* AIM *
Take every line from the listing below that includes "通用技能与语言类" and copy it.

* DATASET EXCERPTS *
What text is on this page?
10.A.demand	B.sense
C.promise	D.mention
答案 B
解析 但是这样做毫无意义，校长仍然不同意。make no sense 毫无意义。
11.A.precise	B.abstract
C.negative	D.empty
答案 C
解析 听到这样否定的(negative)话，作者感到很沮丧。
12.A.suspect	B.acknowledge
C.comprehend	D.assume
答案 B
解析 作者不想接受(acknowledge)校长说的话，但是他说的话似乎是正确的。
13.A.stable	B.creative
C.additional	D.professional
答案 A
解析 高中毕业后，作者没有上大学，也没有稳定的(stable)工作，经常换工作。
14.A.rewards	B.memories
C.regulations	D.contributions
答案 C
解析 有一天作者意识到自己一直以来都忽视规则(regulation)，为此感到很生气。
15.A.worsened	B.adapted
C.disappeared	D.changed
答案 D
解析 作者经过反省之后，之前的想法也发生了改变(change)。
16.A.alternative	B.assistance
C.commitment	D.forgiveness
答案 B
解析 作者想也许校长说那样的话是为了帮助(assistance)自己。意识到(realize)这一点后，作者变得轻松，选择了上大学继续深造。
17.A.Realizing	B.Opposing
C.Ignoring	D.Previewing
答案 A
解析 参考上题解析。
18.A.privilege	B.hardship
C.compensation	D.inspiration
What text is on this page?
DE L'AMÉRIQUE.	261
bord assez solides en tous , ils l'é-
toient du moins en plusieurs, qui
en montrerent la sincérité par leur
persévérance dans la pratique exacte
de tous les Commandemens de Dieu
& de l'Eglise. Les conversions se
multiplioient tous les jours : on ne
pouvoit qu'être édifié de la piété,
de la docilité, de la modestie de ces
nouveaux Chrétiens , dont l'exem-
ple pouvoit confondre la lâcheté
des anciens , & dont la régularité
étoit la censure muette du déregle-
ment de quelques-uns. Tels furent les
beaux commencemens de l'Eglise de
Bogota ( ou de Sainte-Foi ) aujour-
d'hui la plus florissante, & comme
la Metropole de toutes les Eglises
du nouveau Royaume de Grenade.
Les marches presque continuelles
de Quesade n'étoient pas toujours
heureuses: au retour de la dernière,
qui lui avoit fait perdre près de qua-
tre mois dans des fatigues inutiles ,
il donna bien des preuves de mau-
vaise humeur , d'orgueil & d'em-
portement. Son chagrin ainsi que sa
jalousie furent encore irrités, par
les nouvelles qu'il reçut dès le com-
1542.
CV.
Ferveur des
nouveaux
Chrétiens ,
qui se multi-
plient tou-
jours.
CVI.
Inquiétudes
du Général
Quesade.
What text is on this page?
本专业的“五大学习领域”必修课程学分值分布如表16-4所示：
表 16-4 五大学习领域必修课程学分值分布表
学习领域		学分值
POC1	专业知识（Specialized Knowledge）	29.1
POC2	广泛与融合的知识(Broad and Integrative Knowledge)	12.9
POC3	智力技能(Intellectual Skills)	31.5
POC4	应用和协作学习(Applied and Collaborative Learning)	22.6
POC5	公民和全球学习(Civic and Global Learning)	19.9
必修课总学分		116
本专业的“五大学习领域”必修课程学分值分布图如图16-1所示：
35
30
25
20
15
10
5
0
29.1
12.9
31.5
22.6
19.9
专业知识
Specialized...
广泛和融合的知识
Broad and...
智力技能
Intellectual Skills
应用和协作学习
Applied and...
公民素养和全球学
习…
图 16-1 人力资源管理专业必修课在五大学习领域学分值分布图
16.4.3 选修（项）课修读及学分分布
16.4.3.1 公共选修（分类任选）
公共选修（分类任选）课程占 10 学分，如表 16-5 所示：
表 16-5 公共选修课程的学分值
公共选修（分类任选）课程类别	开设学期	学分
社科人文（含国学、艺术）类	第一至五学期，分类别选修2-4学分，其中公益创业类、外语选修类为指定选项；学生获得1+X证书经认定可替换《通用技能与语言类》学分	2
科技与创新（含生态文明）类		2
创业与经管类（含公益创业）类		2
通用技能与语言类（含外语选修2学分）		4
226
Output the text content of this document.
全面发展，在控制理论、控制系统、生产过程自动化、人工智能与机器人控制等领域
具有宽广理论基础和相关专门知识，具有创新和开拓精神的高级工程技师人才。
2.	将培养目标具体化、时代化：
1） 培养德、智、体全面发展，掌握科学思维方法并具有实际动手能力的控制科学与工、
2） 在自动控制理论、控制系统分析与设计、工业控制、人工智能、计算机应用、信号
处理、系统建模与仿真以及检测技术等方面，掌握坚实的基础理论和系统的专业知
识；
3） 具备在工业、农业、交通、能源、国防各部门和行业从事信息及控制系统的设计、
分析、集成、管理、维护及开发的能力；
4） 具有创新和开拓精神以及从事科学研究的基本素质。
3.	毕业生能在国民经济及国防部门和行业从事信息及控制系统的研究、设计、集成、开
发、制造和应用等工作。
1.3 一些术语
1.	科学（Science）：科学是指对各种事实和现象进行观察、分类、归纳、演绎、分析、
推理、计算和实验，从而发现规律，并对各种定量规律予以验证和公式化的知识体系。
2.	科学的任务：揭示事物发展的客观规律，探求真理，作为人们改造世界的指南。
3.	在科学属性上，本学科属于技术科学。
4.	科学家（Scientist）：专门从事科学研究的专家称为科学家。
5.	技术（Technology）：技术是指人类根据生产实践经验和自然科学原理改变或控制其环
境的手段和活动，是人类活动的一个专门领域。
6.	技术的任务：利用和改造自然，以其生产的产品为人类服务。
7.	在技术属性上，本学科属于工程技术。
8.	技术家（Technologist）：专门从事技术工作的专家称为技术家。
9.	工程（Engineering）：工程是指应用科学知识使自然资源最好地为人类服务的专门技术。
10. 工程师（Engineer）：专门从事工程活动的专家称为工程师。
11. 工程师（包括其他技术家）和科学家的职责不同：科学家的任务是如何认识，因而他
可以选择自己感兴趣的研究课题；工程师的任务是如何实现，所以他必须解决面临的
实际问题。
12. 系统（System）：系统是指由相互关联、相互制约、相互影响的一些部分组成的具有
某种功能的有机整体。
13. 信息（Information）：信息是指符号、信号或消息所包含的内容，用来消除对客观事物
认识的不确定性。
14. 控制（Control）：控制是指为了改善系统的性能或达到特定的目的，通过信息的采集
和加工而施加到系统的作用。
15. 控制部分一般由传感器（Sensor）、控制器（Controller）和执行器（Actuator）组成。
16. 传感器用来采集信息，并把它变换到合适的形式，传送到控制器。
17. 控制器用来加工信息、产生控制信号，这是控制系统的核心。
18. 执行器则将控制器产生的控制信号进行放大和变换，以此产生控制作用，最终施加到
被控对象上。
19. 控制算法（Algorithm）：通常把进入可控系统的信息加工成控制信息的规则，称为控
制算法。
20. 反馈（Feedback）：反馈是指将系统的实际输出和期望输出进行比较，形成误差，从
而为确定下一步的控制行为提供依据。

* TASK OUTPUT *
社科人文（含国学、艺术）类	第一至五学期，分类别选修2-4学分，其中公益创业类、外语选修类为指定选项；学生获得1+X证书经认定可替换《通用技能与语言类》学分	2
通用技能与语言类（含外语选修2学分）		4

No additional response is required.